┌─ Brano da esaminare
La tv della FIT ripropone questa sera la finale che incoronò lo scozzese: un trionfo che i sudditi di Sua Maestà la regina Elisabetta attendevano da 77 anni

di Angelo Mancuso | 04 aprile 2020

Andy Barron Murray lo scozzese quando perdeva, il britannico dal giorno in cui sul mitico Centre Court dell’All England Lawn Tennis Club di Londra ha sollevato il trofeo più ambito, quello di Wimbledon, il torneo dei tornei, che incarna le radici, la storia e la tradizione del tennis. Era il 2013: un trionfo atteso dai sudditi di Sua Maestà la regina Elisabetta per 77 lunghi anni, da quando nel 1936 Fred Perry centrò il terzo titolo di fila ai Championships.
└─
Secondo il brano, in quale anno Fred Perry conquistò il terzo titolo di fila ai Championships? Le voci riportate di seguito non servono per rispondere.
┌─ Voci del dataset
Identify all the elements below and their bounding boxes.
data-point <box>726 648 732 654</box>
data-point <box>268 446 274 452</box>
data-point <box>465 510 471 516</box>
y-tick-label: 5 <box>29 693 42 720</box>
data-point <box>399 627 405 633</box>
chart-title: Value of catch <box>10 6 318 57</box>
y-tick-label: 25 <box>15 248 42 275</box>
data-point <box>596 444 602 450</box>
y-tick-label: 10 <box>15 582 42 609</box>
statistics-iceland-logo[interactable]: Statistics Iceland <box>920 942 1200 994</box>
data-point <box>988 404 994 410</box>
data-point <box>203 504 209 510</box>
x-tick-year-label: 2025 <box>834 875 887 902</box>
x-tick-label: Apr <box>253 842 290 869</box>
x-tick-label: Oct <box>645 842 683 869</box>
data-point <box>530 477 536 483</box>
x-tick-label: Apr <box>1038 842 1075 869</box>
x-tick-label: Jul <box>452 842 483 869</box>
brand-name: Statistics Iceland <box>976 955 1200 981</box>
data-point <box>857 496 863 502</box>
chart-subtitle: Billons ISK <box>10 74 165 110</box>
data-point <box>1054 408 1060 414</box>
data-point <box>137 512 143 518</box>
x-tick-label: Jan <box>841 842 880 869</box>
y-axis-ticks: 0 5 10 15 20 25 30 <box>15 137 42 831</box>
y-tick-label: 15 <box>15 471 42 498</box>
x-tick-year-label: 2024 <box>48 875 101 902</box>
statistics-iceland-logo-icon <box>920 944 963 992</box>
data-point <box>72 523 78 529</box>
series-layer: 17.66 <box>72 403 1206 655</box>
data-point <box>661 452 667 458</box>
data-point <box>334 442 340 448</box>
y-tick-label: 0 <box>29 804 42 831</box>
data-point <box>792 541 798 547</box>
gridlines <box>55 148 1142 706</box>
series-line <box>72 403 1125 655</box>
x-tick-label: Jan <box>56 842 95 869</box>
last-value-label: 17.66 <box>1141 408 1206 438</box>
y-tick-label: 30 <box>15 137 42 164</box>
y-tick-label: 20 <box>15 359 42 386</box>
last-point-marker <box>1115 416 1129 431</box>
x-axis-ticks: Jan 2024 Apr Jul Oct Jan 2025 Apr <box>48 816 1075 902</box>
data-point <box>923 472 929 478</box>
└─
◆ Esito del compito: Nel 1936.